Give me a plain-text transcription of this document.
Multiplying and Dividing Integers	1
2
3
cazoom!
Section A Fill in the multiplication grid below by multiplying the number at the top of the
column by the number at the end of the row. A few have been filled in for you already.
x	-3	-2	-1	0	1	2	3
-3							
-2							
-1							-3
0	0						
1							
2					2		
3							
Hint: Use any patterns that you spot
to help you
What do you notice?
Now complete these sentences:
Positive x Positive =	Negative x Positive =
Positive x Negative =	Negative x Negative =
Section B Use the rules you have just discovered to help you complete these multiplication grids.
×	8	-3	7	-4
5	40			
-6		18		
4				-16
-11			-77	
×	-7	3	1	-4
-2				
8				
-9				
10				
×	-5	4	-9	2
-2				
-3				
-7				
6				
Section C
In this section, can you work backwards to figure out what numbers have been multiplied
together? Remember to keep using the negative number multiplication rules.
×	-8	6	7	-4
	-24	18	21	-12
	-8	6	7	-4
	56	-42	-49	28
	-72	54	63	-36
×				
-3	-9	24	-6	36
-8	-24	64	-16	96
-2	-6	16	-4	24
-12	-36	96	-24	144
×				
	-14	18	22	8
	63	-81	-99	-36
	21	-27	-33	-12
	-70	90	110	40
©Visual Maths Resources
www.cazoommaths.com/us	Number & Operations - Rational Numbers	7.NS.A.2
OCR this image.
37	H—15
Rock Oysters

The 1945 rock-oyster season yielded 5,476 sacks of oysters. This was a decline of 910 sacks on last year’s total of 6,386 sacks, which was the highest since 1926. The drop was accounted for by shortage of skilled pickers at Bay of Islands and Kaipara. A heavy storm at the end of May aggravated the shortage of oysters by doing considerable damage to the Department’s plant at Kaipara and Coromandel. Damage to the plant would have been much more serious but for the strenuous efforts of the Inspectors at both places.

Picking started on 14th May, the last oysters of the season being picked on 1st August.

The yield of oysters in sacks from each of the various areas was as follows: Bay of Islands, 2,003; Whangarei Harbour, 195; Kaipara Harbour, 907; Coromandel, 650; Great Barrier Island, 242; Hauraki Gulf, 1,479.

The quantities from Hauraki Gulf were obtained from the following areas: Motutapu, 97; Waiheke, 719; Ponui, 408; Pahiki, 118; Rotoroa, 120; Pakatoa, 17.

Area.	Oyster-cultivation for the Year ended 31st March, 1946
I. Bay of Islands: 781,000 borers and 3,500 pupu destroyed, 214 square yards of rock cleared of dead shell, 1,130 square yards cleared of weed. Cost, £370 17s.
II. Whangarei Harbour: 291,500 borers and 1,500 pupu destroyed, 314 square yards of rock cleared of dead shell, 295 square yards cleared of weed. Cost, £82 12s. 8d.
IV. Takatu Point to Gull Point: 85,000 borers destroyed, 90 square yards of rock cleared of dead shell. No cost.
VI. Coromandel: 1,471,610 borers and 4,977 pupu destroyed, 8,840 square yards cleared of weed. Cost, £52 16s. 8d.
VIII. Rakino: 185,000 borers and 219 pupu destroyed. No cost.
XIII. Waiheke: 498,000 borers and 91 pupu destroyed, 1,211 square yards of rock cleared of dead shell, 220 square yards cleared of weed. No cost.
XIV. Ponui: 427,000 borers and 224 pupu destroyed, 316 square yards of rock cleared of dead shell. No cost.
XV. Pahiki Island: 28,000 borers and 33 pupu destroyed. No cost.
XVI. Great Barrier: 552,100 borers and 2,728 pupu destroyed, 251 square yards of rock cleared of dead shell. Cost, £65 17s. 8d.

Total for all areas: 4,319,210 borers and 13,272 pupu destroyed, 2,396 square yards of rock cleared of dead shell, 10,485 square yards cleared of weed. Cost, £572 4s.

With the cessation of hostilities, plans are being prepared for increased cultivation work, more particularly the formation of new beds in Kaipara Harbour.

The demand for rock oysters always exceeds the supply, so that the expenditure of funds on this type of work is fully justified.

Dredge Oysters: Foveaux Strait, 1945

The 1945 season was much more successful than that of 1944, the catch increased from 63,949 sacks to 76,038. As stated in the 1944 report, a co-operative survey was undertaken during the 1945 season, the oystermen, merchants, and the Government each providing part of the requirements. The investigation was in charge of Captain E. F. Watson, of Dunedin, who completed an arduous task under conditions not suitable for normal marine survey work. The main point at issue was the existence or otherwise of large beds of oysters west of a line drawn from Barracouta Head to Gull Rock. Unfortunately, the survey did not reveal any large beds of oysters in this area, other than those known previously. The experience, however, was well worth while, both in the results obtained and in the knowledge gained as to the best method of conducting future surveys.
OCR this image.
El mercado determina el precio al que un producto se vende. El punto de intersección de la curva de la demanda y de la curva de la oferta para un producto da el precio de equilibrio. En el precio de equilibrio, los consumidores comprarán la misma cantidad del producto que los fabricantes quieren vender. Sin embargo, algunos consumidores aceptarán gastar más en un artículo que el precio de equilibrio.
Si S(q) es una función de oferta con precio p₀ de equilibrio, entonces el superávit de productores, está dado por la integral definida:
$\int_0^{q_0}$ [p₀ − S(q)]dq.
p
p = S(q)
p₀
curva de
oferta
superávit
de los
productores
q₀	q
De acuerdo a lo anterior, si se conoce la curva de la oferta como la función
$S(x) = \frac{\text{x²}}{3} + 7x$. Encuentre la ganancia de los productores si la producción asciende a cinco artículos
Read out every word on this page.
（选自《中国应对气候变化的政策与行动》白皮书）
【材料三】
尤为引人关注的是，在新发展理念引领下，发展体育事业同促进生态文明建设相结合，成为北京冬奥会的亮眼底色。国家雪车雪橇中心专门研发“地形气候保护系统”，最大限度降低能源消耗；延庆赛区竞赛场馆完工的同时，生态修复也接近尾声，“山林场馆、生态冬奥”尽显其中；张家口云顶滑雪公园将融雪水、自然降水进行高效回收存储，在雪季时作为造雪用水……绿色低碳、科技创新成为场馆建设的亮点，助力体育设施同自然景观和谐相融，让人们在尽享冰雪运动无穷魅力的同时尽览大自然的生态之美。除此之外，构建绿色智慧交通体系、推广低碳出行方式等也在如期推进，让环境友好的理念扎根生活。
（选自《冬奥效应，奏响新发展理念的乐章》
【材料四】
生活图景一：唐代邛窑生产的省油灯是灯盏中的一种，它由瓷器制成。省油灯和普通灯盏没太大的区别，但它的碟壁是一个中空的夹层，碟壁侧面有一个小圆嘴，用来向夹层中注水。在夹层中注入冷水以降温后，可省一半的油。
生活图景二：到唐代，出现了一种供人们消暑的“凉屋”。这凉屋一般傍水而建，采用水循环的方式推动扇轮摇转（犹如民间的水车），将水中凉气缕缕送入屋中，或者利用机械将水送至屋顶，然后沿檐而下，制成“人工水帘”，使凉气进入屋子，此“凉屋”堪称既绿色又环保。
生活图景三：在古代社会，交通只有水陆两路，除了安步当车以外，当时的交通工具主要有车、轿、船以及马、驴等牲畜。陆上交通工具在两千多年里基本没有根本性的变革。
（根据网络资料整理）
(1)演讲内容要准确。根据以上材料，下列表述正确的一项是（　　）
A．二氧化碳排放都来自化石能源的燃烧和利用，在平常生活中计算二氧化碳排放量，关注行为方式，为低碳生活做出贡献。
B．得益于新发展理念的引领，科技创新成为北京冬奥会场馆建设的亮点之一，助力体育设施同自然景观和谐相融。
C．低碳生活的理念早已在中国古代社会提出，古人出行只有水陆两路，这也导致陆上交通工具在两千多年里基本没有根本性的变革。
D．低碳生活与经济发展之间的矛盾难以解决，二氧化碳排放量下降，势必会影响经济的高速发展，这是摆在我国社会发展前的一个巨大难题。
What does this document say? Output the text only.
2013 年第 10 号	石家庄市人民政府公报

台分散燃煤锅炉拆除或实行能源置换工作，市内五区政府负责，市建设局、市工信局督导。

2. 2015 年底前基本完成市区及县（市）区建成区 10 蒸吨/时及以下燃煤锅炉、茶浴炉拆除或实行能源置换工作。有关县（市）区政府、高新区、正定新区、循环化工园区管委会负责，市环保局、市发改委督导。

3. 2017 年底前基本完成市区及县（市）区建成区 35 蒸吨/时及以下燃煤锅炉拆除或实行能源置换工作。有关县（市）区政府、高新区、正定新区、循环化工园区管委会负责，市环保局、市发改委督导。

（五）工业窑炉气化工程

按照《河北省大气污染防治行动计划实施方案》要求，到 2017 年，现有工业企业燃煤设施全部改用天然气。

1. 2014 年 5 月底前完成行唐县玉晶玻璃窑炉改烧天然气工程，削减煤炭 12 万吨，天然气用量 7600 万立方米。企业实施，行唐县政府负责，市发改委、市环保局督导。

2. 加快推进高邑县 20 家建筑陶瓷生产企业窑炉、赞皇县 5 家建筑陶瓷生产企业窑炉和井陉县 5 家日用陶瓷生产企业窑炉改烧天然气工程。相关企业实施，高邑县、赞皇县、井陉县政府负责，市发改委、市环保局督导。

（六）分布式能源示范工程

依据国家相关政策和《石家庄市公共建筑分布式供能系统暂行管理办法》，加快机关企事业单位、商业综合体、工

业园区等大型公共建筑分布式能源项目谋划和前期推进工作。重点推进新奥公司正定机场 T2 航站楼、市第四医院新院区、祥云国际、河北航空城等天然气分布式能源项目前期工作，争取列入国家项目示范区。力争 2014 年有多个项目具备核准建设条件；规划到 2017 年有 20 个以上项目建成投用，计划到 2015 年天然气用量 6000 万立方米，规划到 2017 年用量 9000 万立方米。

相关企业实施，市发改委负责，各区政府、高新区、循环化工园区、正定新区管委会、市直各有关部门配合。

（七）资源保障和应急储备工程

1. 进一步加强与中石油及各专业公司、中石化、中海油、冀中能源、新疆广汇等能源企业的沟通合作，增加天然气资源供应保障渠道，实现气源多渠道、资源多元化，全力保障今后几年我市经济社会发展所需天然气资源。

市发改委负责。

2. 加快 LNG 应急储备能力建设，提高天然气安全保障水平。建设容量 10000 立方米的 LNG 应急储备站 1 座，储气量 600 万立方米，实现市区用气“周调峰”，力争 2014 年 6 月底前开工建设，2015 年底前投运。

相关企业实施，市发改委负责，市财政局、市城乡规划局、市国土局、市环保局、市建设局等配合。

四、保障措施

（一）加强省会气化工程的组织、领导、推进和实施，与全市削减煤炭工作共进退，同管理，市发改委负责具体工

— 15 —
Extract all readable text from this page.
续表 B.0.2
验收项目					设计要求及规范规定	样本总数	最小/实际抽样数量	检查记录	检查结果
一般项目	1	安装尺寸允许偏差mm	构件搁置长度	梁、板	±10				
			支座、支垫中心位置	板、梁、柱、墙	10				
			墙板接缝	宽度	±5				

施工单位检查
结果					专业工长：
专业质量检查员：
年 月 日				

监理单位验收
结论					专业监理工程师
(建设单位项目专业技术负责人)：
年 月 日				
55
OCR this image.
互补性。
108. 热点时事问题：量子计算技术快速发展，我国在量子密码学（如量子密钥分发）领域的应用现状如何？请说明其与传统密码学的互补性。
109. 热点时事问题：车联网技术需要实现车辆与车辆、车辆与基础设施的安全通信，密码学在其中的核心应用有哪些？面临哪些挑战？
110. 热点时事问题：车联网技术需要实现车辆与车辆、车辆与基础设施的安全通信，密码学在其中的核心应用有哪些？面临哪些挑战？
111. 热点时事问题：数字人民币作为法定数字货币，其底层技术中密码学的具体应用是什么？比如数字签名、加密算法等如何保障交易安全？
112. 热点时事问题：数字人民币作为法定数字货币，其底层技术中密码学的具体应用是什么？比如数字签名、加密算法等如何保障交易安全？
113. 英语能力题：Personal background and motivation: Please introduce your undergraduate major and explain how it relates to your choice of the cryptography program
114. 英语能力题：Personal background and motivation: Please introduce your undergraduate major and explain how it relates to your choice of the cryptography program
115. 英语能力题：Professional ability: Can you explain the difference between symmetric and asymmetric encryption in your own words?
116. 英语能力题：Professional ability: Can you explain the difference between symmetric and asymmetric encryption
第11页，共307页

THE TASK: Find the lines containing "between" and list every one of them.

FINISHED ANSWER:
115. 英语能力题：Professional ability: Can you explain the difference between symmetric and asymmetric encryption in your own words?
116. 英语能力题：Professional ability: Can you explain the difference between symmetric and asymmetric encryption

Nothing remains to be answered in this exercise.